Exercise prompt -> Copy every one of the following items word for word, omitting the pictures.

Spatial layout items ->
__________

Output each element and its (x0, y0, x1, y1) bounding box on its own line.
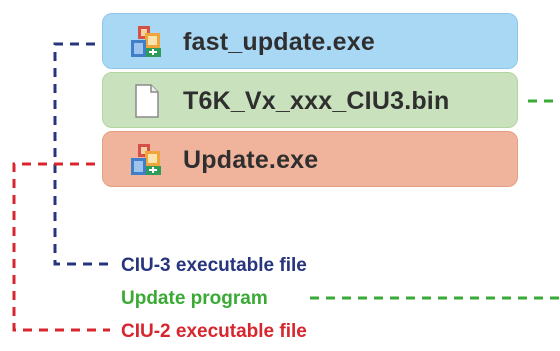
ciu3-label: CIU-3 executable file (121, 255, 307, 276)
file-box-update[interactable]: Update.exe (102, 131, 518, 187)
ciu2-label: CIU-2 executable file (121, 321, 307, 342)
file-name: Update.exe (183, 146, 319, 174)
blank-document-icon (135, 84, 159, 118)
file-name: fast_update.exe (183, 28, 375, 56)
file-box-ciu3-bin[interactable]: T6K_Vx_xxx_CIU3.bin (102, 72, 518, 128)
file-name: T6K_Vx_xxx_CIU3.bin (183, 87, 450, 115)
ciu2-connector (12, 162, 110, 332)
installer-package-icon (131, 26, 161, 57)
update-program-label: Update program (121, 288, 268, 309)
file-box-fast-update[interactable]: fast_update.exe (102, 13, 518, 69)
installer-package-icon (131, 144, 161, 175)
file-diagram: fast_update.exe T6K_Vx_xxx_CIU3.bin Upda… (0, 0, 560, 351)
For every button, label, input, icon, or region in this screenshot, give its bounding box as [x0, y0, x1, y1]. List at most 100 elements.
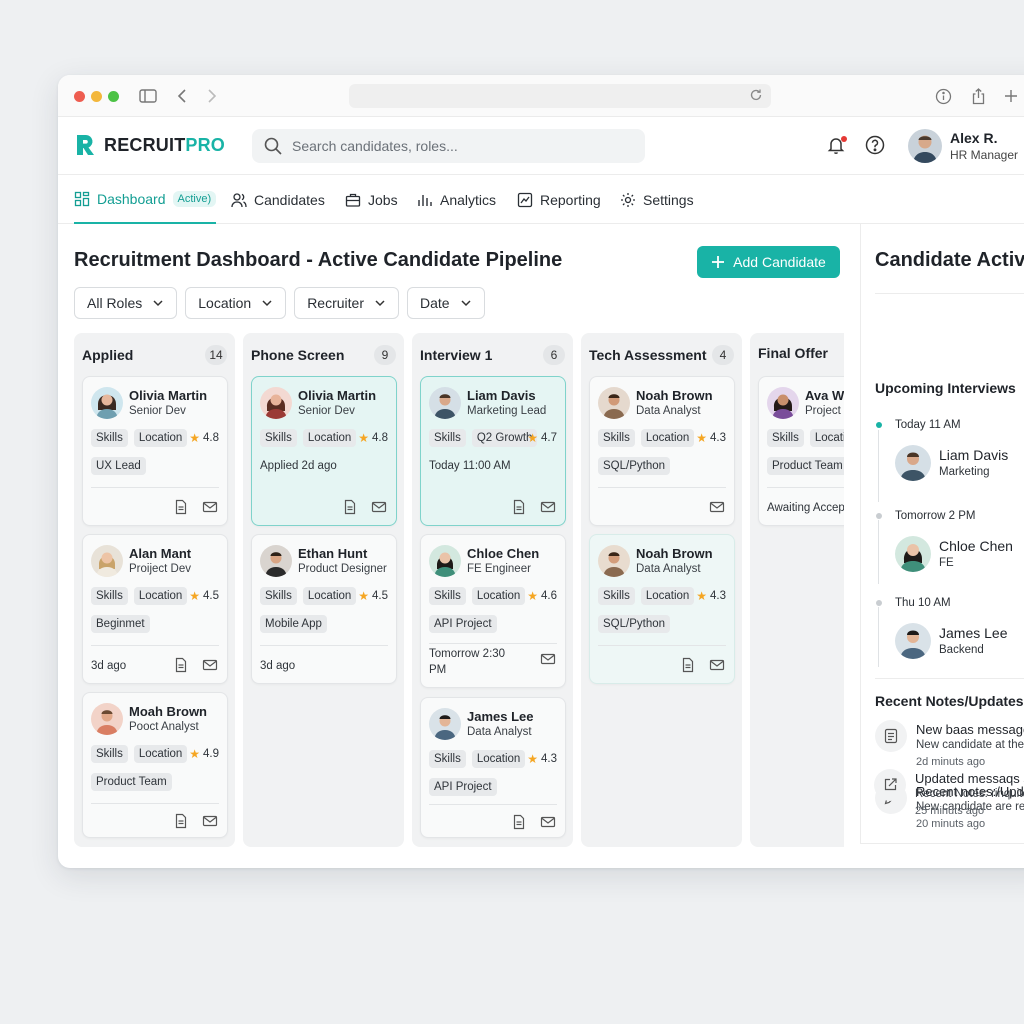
- tab-reporting-label: Reporting: [540, 191, 601, 208]
- filter-date[interactable]: Date: [406, 287, 485, 319]
- tag-extra: Product Team: [91, 773, 172, 791]
- mail-icon[interactable]: [540, 651, 556, 667]
- avatar: [91, 545, 123, 577]
- reload-icon[interactable]: [749, 88, 765, 104]
- browser-window: RECRUITPRO Alex R. HR Manager Da: [58, 75, 1024, 868]
- candidate-card[interactable]: James Lee Data Analyst Skills Location ★ 4…: [420, 697, 566, 838]
- avatar: [91, 387, 123, 419]
- tag-extra: UX Lead: [91, 457, 146, 475]
- tag-extra: API Project: [429, 778, 497, 796]
- interview-time: Thu 10 AM: [895, 597, 951, 609]
- maximize-window-button[interactable]: [108, 91, 119, 102]
- address-bar[interactable]: [349, 84, 771, 108]
- card-divider: [260, 645, 388, 646]
- interview-candidate-name[interactable]: James Lee: [939, 625, 1007, 641]
- candidate-card[interactable]: Chloe Chen FE Engineer Skills Location ★ 4…: [420, 534, 566, 688]
- back-icon[interactable]: [173, 87, 191, 105]
- info-icon[interactable]: [934, 87, 952, 105]
- tab-analytics[interactable]: Analytics: [417, 175, 496, 224]
- candidate-card[interactable]: Alan Mant Proiject Dev Skills Location ★ 4…: [82, 534, 228, 684]
- search-input[interactable]: [292, 138, 622, 154]
- filter-label: Location: [198, 295, 252, 311]
- mail-icon[interactable]: [709, 499, 725, 515]
- rating-value: 4.3: [710, 432, 726, 444]
- candidate-card[interactable]: Liam Davis Marketing Lead Skills Q2 Growt…: [420, 376, 566, 526]
- mail-icon[interactable]: [709, 657, 725, 673]
- candidate-card[interactable]: Ethan Hunt Product Designer Skills Locati…: [251, 534, 397, 684]
- star-icon: ★: [358, 589, 369, 603]
- document-icon[interactable]: [511, 499, 527, 515]
- card-divider: [91, 645, 219, 646]
- interview-candidate-name[interactable]: Liam Davis: [939, 447, 1008, 463]
- candidate-name: James Lee: [467, 709, 534, 724]
- app-header: RECRUITPRO Alex R. HR Manager: [58, 117, 1024, 175]
- dashboard-grid-icon: [74, 191, 90, 206]
- chevron-down-icon: [262, 300, 272, 307]
- card-note: 3d ago: [260, 660, 296, 672]
- avatar: [429, 545, 461, 577]
- document-icon[interactable]: [511, 814, 527, 830]
- forward-icon[interactable]: [203, 87, 221, 105]
- candidate-card[interactable]: Olivia Martin Senior Dev Skills Location …: [251, 376, 397, 526]
- notifications-bell-icon[interactable]: [826, 135, 848, 157]
- tab-candidates[interactable]: Candidates: [231, 175, 325, 224]
- interview-time: Today 11 AM: [895, 419, 961, 431]
- brand-logo[interactable]: RECRUITPRO: [74, 133, 225, 157]
- note-title[interactable]: New baas message: [916, 722, 1024, 737]
- filter-recruiter[interactable]: Recruiter: [294, 287, 399, 319]
- document-icon[interactable]: [173, 499, 189, 515]
- close-window-button[interactable]: [74, 91, 85, 102]
- tag-skills: Skills: [429, 587, 466, 605]
- document-icon[interactable]: [342, 499, 358, 515]
- help-icon[interactable]: [865, 135, 887, 157]
- user-menu[interactable]: Alex R. HR Manager: [908, 129, 1024, 163]
- search-bar[interactable]: [252, 129, 645, 163]
- rating-value: 4.9: [203, 748, 219, 760]
- mail-icon[interactable]: [202, 499, 218, 515]
- minimize-window-button[interactable]: [91, 91, 102, 102]
- document-icon[interactable]: [173, 657, 189, 673]
- document-icon[interactable]: [680, 657, 696, 673]
- candidate-role: Data Analyst: [636, 563, 701, 575]
- user-avatar: [908, 129, 942, 163]
- candidate-card[interactable]: Noah Brown Data Analyst Skills Location ★…: [589, 534, 735, 684]
- candidate-role: FE Engineer: [467, 563, 531, 575]
- note-title[interactable]: Updated messaqs s: [915, 771, 1024, 786]
- tab-jobs[interactable]: Jobs: [345, 175, 398, 224]
- timeline-dot: [876, 422, 882, 428]
- candidate-card[interactable]: Olivia Martin Senior Dev Skills Location …: [82, 376, 228, 526]
- tab-dashboard[interactable]: Dashboard Active): [74, 175, 217, 224]
- candidate-card[interactable]: Ava Wil Project M Skills Locatio Product …: [758, 376, 844, 526]
- mail-icon[interactable]: [202, 657, 218, 673]
- add-candidate-button[interactable]: Add Candidate: [697, 246, 840, 278]
- rating: ★ 4.6: [527, 589, 557, 603]
- card-note: 3d ago: [91, 660, 127, 672]
- timeline-line: [878, 430, 879, 502]
- card-divider: [598, 645, 726, 646]
- share-icon[interactable]: [969, 87, 987, 105]
- mail-icon[interactable]: [540, 499, 556, 515]
- candidate-card[interactable]: Moah Brown Pooct Analyst Skills Location …: [82, 692, 228, 838]
- mail-icon[interactable]: [202, 813, 218, 829]
- note-time: 20 minuts ago: [916, 818, 986, 830]
- mail-icon[interactable]: [371, 499, 387, 515]
- document-icon[interactable]: [173, 813, 189, 829]
- interview-candidate-name[interactable]: Chloe Chen: [939, 538, 1013, 554]
- tab-reporting[interactable]: Reporting: [517, 175, 601, 224]
- avatar: [598, 545, 630, 577]
- candidate-activity-panel: Candidate Activit Upcoming Interviews To…: [860, 224, 1024, 844]
- candidate-card[interactable]: Noah Brown Data Analyst Skills Location ★…: [589, 376, 735, 526]
- filter-all-roles[interactable]: All Roles: [74, 287, 178, 319]
- notification-badge: [841, 136, 847, 142]
- new-tab-icon[interactable]: [1002, 87, 1020, 105]
- chevron-down-icon: [153, 300, 163, 307]
- filter-location[interactable]: Location: [185, 287, 287, 319]
- avatar: [895, 536, 931, 572]
- line-chart-icon: [517, 192, 533, 207]
- candidate-name: Noah Brown: [636, 546, 713, 561]
- mail-icon[interactable]: [540, 814, 556, 830]
- note-body: New candidate at the: [916, 739, 1024, 751]
- column-tech-assessment: Tech Assessment 4 Noah Brown Data Analyst…: [581, 333, 742, 847]
- sidebar-toggle-icon[interactable]: [139, 87, 157, 105]
- tab-settings[interactable]: Settings: [620, 175, 694, 224]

__________

Answer to this task ->
Output each element and its (x0, y0, x1, y1) bounding box on its own line.
ciu3-label: CIU-3 executable file (121, 255, 307, 276)
file-box-update[interactable]: Update.exe (102, 131, 518, 187)
ciu2-label: CIU-2 executable file (121, 321, 307, 342)
file-name: Update.exe (183, 146, 319, 174)
blank-document-icon (135, 84, 159, 118)
file-name: fast_update.exe (183, 28, 375, 56)
file-box-ciu3-bin[interactable]: T6K_Vx_xxx_CIU3.bin (102, 72, 518, 128)
file-name: T6K_Vx_xxx_CIU3.bin (183, 87, 450, 115)
ciu2-connector (12, 162, 110, 332)
installer-package-icon (131, 26, 161, 57)
update-program-label: Update program (121, 288, 268, 309)
file-box-fast-update[interactable]: fast_update.exe (102, 13, 518, 69)
installer-package-icon (131, 144, 161, 175)
file-diagram: fast_update.exe T6K_Vx_xxx_CIU3.bin Upda… (0, 0, 560, 351)
For every button, label, input, icon, or region in this screenshot, give its bounding box as [x0, y0, x1, y1]. List at most 100 elements.
- tab-reporting-label: Reporting: [540, 191, 601, 208]
- filter-date[interactable]: Date: [406, 287, 485, 319]
- tag-extra: Product Team: [91, 773, 172, 791]
- mail-icon[interactable]: [540, 651, 556, 667]
- avatar: [91, 545, 123, 577]
- reload-icon[interactable]: [749, 88, 765, 104]
- browser-window: RECRUITPRO Alex R. HR Manager Da: [58, 75, 1024, 868]
- candidate-card[interactable]: James Lee Data Analyst Skills Location ★ 4…: [420, 697, 566, 838]
- avatar: [91, 387, 123, 419]
- tag-extra: UX Lead: [91, 457, 146, 475]
- tag-extra: API Project: [429, 778, 497, 796]
- interview-time: Thu 10 AM: [895, 597, 951, 609]
- maximize-window-button[interactable]: [108, 91, 119, 102]
- address-bar[interactable]: [349, 84, 771, 108]
- card-divider: [260, 645, 388, 646]
- interview-candidate-name[interactable]: James Lee: [939, 625, 1007, 641]
- candidate-card[interactable]: Chloe Chen FE Engineer Skills Location ★ 4…: [420, 534, 566, 688]
- back-icon[interactable]: [173, 87, 191, 105]
- info-icon[interactable]: [934, 87, 952, 105]
- tab-analytics[interactable]: Analytics: [417, 175, 496, 224]
- candidate-card[interactable]: Alan Mant Proiject Dev Skills Location ★ 4…: [82, 534, 228, 684]
- search-input[interactable]: [292, 138, 622, 154]
- filter-label: Location: [198, 295, 252, 311]
- mail-icon[interactable]: [709, 499, 725, 515]
- rating-value: 4.3: [710, 432, 726, 444]
- candidate-card[interactable]: Liam Davis Marketing Lead Skills Q2 Growt…: [420, 376, 566, 526]
- mail-icon[interactable]: [709, 657, 725, 673]
- candidate-card[interactable]: Ethan Hunt Product Designer Skills Locati…: [251, 534, 397, 684]
- star-icon: ★: [358, 589, 369, 603]
- document-icon[interactable]: [511, 499, 527, 515]
- card-divider: [91, 645, 219, 646]
- interview-candidate-name[interactable]: Liam Davis: [939, 447, 1008, 463]
- candidate-name: James Lee: [467, 709, 534, 724]
- app-header: RECRUITPRO Alex R. HR Manager: [58, 117, 1024, 175]
- dashboard-grid-icon: [74, 191, 90, 206]
- chevron-down-icon: [262, 300, 272, 307]
- card-note: 3d ago: [260, 660, 296, 672]
- avatar: [429, 545, 461, 577]
- document-icon[interactable]: [511, 814, 527, 830]
- forward-icon[interactable]: [203, 87, 221, 105]
- candidate-card[interactable]: Olivia Martin Senior Dev Skills Location …: [251, 376, 397, 526]
- notifications-bell-icon[interactable]: [826, 135, 848, 157]
- tab-candidates[interactable]: Candidates: [231, 175, 325, 224]
- interview-time: Today 11 AM: [895, 419, 961, 431]
- brand-logo[interactable]: RECRUITPRO: [74, 133, 225, 157]
- note-title[interactable]: New baas message: [916, 722, 1024, 737]
- filter-recruiter[interactable]: Recruiter: [294, 287, 399, 319]
- document-icon[interactable]: [173, 499, 189, 515]
- close-window-button[interactable]: [74, 91, 85, 102]
- tag-skills: Skills: [429, 587, 466, 605]
- document-icon[interactable]: [342, 499, 358, 515]
- help-icon[interactable]: [865, 135, 887, 157]
- user-menu[interactable]: Alex R. HR Manager: [908, 129, 1024, 163]
- search-bar[interactable]: [252, 129, 645, 163]
- rating-value: 4.9: [203, 748, 219, 760]
- mail-icon[interactable]: [202, 499, 218, 515]
- minimize-window-button[interactable]: [91, 91, 102, 102]
- document-icon[interactable]: [173, 657, 189, 673]
- document-icon[interactable]: [680, 657, 696, 673]
- candidate-role: Data Analyst: [636, 563, 701, 575]
- user-avatar: [908, 129, 942, 163]
- candidate-card[interactable]: Noah Brown Data Analyst Skills Location ★…: [589, 534, 735, 684]
- candidate-role: FE Engineer: [467, 563, 531, 575]
- note-title[interactable]: Updated messaqs s: [915, 771, 1024, 786]
- tab-jobs[interactable]: Jobs: [345, 175, 398, 224]
- timeline-dot: [876, 422, 882, 428]
- candidate-card[interactable]: Olivia Martin Senior Dev Skills Location …: [82, 376, 228, 526]
- tab-dashboard[interactable]: Dashboard Active): [74, 175, 217, 224]
- candidate-card[interactable]: Ava Wil Project M Skills Locatio Product …: [758, 376, 844, 526]
- mail-icon[interactable]: [202, 657, 218, 673]
- add-candidate-button[interactable]: Add Candidate: [697, 246, 840, 278]
- rating: ★ 4.6: [527, 589, 557, 603]
- card-note: 3d ago: [91, 660, 127, 672]
- timeline-line: [878, 430, 879, 502]
- card-divider: [598, 645, 726, 646]
- share-icon[interactable]: [969, 87, 987, 105]
- mail-icon[interactable]: [540, 499, 556, 515]
- candidate-card[interactable]: Moah Brown Pooct Analyst Skills Location …: [82, 692, 228, 838]
- mail-icon[interactable]: [202, 813, 218, 829]
- note-time: 20 minuts ago: [916, 818, 986, 830]
- mail-icon[interactable]: [371, 499, 387, 515]
- document-icon[interactable]: [173, 813, 189, 829]
- interview-candidate-name[interactable]: Chloe Chen: [939, 538, 1013, 554]
- tab-reporting[interactable]: Reporting: [517, 175, 601, 224]
- avatar: [598, 545, 630, 577]
- candidate-activity-panel: Candidate Activit Upcoming Interviews To…: [860, 224, 1024, 844]
- candidate-card[interactable]: Noah Brown Data Analyst Skills Location ★…: [589, 376, 735, 526]
- filter-all-roles[interactable]: All Roles: [74, 287, 178, 319]
- notification-badge: [841, 136, 847, 142]
- new-tab-icon[interactable]: [1002, 87, 1020, 105]
- chevron-down-icon: [153, 300, 163, 307]
- filter-location[interactable]: Location: [185, 287, 287, 319]
- avatar: [895, 536, 931, 572]
- line-chart-icon: [517, 192, 533, 207]
- candidate-name: Noah Brown: [636, 546, 713, 561]
- mail-icon[interactable]: [540, 814, 556, 830]
- note-body: New candidate at the: [916, 739, 1024, 751]
- column-tech-assessment: Tech Assessment 4 Noah Brown Data Analyst…: [581, 333, 742, 847]
- sidebar-toggle-icon[interactable]: [139, 87, 157, 105]
- tab-settings[interactable]: Settings: [620, 175, 694, 224]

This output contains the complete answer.